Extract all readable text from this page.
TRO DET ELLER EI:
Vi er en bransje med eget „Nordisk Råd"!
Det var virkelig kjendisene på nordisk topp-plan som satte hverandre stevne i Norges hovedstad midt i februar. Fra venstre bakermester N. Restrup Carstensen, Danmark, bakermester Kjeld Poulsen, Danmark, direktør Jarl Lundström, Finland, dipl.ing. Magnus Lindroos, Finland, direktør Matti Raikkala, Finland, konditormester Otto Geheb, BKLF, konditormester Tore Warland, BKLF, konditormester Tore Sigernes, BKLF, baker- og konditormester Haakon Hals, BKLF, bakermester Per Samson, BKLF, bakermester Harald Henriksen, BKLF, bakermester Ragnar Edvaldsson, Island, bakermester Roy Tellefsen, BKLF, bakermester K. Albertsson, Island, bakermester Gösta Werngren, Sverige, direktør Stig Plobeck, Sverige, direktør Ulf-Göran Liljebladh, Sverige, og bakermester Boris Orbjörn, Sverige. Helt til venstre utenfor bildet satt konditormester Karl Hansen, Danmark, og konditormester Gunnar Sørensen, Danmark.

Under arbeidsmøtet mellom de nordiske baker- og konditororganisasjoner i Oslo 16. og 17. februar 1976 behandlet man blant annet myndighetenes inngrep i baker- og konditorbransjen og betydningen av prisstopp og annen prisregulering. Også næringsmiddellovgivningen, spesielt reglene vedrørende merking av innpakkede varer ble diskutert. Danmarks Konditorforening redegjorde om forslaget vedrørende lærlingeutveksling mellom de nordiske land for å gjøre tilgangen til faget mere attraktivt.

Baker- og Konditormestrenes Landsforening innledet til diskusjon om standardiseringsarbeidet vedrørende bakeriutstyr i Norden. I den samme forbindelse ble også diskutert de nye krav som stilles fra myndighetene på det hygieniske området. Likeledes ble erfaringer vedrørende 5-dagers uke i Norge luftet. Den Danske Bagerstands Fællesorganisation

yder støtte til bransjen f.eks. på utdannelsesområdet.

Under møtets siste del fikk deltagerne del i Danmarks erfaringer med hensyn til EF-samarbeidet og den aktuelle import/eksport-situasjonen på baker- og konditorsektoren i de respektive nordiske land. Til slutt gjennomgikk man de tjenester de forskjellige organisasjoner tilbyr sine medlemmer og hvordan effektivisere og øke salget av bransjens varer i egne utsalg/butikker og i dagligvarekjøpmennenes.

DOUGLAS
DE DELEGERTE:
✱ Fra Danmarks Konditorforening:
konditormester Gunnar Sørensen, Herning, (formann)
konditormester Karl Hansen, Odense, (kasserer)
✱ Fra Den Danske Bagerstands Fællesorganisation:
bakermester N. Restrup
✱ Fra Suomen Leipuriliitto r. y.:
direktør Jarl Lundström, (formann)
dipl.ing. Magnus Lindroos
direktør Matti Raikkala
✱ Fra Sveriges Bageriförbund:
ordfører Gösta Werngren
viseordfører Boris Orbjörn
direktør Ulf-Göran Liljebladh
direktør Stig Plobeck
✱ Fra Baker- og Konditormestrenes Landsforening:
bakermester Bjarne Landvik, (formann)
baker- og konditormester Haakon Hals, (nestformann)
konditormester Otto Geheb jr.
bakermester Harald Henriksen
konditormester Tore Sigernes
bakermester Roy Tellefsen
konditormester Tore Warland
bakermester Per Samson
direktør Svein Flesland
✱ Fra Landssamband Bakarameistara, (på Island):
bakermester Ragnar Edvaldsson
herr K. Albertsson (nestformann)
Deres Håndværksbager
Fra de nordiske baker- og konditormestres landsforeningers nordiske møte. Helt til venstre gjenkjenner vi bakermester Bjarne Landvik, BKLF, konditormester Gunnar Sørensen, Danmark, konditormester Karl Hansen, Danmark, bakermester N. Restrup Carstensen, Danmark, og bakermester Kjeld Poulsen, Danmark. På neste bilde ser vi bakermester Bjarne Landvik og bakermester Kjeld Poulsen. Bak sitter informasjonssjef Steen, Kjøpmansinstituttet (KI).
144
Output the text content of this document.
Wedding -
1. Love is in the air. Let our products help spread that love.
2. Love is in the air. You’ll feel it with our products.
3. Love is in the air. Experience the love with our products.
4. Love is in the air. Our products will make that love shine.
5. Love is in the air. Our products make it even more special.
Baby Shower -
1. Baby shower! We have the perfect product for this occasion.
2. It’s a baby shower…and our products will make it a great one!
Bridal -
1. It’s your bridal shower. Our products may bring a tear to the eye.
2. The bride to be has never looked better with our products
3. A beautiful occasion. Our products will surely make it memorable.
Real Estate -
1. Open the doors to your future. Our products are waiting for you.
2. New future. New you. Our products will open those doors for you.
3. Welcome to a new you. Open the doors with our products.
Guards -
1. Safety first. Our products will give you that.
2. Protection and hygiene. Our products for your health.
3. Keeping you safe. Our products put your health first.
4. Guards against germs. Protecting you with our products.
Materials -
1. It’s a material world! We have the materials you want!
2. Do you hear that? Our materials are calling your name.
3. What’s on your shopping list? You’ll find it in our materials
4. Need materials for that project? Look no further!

============

= Do this =
Type out the full listing again, exactly as given.

= Task solution =
Extract all readable text from this page.
TRO DET ELLER EI:
Vi er en bransje med eget „Nordisk Råd"!
Det var virkelig kjendisene på nordisk topp-plan som satte hverandre stevne i Norges hovedstad midt i februar. Fra venstre bakermester N. Restrup Carstensen, Danmark, bakermester Kjeld Poulsen, Danmark, direktør Jarl Lundström, Finland, dipl.ing. Magnus Lindroos, Finland, direktør Matti Raikkala, Finland, konditormester Otto Geheb, BKLF, konditormester Tore Warland, BKLF, konditormester Tore Sigernes, BKLF, baker- og konditormester Haakon Hals, BKLF, bakermester Per Samson, BKLF, bakermester Harald Henriksen, BKLF, bakermester Ragnar Edvaldsson, Island, bakermester Roy Tellefsen, BKLF, bakermester K. Albertsson, Island, bakermester Gösta Werngren, Sverige, direktør Stig Plobeck, Sverige, direktør Ulf-Göran Liljebladh, Sverige, og bakermester Boris Orbjörn, Sverige. Helt til venstre utenfor bildet satt konditormester Karl Hansen, Danmark, og konditormester Gunnar Sørensen, Danmark.

Under arbeidsmøtet mellom de nordiske baker- og konditororganisasjoner i Oslo 16. og 17. februar 1976 behandlet man blant annet myndighetenes inngrep i baker- og konditorbransjen og betydningen av prisstopp og annen prisregulering. Også næringsmiddellovgivningen, spesielt reglene vedrørende merking av innpakkede varer ble diskutert. Danmarks Konditorforening redegjorde om forslaget vedrørende lærlingeutveksling mellom de nordiske land for å gjøre tilgangen til faget mere attraktivt.

Baker- og Konditormestrenes Landsforening innledet til diskusjon om standardiseringsarbeidet vedrørende bakeriutstyr i Norden. I den samme forbindelse ble også diskutert de nye krav som stilles fra myndighetene på det hygieniske området. Likeledes ble erfaringer vedrørende 5-dagers uke i Norge luftet. Den Danske Bagerstands Fællesorganisation

yder støtte til bransjen f.eks. på utdannelsesområdet.

Under møtets siste del fikk deltagerne del i Danmarks erfaringer med hensyn til EF-samarbeidet og den aktuelle import/eksport-situasjonen på baker- og konditorsektoren i de respektive nordiske land. Til slutt gjennomgikk man de tjenester de forskjellige organisasjoner tilbyr sine medlemmer og hvordan effektivisere og øke salget av bransjens varer i egne utsalg/butikker og i dagligvarekjøpmennenes.

DOUGLAS
DE DELEGERTE:
✱ Fra Danmarks Konditorforening:
konditormester Gunnar Sørensen, Herning, (formann)
konditormester Karl Hansen, Odense, (kasserer)
✱ Fra Den Danske Bagerstands Fællesorganisation:
bakermester N. Restrup
✱ Fra Suomen Leipuriliitto r. y.:
direktør Jarl Lundström, (formann)
dipl.ing. Magnus Lindroos
direktør Matti Raikkala
✱ Fra Sveriges Bageriförbund:
ordfører Gösta Werngren
viseordfører Boris Orbjörn
direktør Ulf-Göran Liljebladh
direktør Stig Plobeck
✱ Fra Baker- og Konditormestrenes Landsforening:
bakermester Bjarne Landvik, (formann)
baker- og konditormester Haakon Hals, (nestformann)
konditormester Otto Geheb jr.
bakermester Harald Henriksen
konditormester Tore Sigernes
bakermester Roy Tellefsen
konditormester Tore Warland
bakermester Per Samson
direktør Svein Flesland
✱ Fra Landssamband Bakarameistara, (på Island):
bakermester Ragnar Edvaldsson
herr K. Albertsson (nestformann)
Deres Håndværksbager
Fra de nordiske baker- og konditormestres landsforeningers nordiske møte. Helt til venstre gjenkjenner vi bakermester Bjarne Landvik, BKLF, konditormester Gunnar Sørensen, Danmark, konditormester Karl Hansen, Danmark, bakermester N. Restrup Carstensen, Danmark, og bakermester Kjeld Poulsen, Danmark. På neste bilde ser vi bakermester Bjarne Landvik og bakermester Kjeld Poulsen. Bak sitter informasjonssjef Steen, Kjøpmansinstituttet (KI).
144
Output the text content of this document.
Wedding -
1. Love is in the air. Let our products help spread that love.
2. Love is in the air. You’ll feel it with our products.
3. Love is in the air. Experience the love with our products.
4. Love is in the air. Our products will make that love shine.
5. Love is in the air. Our products make it even more special.
Baby Shower -
1. Baby shower! We have the perfect product for this occasion.
2. It’s a baby shower…and our products will make it a great one!
Bridal -
1. It’s your bridal shower. Our products may bring a tear to the eye.
2. The bride to be has never looked better with our products
3. A beautiful occasion. Our products will surely make it memorable.
Real Estate -
1. Open the doors to your future. Our products are waiting for you.
2. New future. New you. Our products will open those doors for you.
3. Welcome to a new you. Open the doors with our products.
Guards -
1. Safety first. Our products will give you that.
2. Protection and hygiene. Our products for your health.
3. Keeping you safe. Our products put your health first.
4. Guards against germs. Protecting you with our products.
Materials -
1. It’s a material world! We have the materials you want!
2. Do you hear that? Our materials are calling your name.
3. What’s on your shopping list? You’ll find it in our materials
4. Need materials for that project? Look no further!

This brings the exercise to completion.